Material for this exercise:

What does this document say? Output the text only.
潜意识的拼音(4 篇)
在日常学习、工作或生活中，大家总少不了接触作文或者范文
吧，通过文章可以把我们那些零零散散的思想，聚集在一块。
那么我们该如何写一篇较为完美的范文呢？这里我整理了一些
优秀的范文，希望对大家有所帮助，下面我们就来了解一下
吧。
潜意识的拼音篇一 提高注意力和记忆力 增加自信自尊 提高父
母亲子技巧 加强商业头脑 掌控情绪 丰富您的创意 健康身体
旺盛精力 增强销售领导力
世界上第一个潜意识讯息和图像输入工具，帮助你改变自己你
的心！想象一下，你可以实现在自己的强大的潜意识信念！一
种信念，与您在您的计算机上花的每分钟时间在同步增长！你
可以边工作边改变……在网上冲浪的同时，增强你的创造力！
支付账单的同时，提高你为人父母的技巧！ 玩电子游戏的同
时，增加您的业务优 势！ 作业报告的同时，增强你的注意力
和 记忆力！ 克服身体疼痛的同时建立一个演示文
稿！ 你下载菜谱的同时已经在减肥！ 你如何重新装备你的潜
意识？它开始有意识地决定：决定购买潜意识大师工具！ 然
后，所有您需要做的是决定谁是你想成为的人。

Stated task:
Quote every line of the data, word for word.

Result of this exercise:
What does this document say? Output the text only.
潜意识的拼音(4 篇)
在日常学习、工作或生活中，大家总少不了接触作文或者范文
吧，通过文章可以把我们那些零零散散的思想，聚集在一块。
那么我们该如何写一篇较为完美的范文呢？这里我整理了一些
优秀的范文，希望对大家有所帮助，下面我们就来了解一下
吧。
潜意识的拼音篇一 提高注意力和记忆力 增加自信自尊 提高父
母亲子技巧 加强商业头脑 掌控情绪 丰富您的创意 健康身体
旺盛精力 增强销售领导力
世界上第一个潜意识讯息和图像输入工具，帮助你改变自己你
的心！想象一下，你可以实现在自己的强大的潜意识信念！一
种信念，与您在您的计算机上花的每分钟时间在同步增长！你
可以边工作边改变……在网上冲浪的同时，增强你的创造力！
支付账单的同时，提高你为人父母的技巧！ 玩电子游戏的同
时，增加您的业务优 势！ 作业报告的同时，增强你的注意力
和 记忆力！ 克服身体疼痛的同时建立一个演示文
稿！ 你下载菜谱的同时已经在减肥！ 你如何重新装备你的潜
意识？它开始有意识地决定：决定购买潜意识大师工具！ 然
后，所有您需要做的是决定谁是你想成为的人。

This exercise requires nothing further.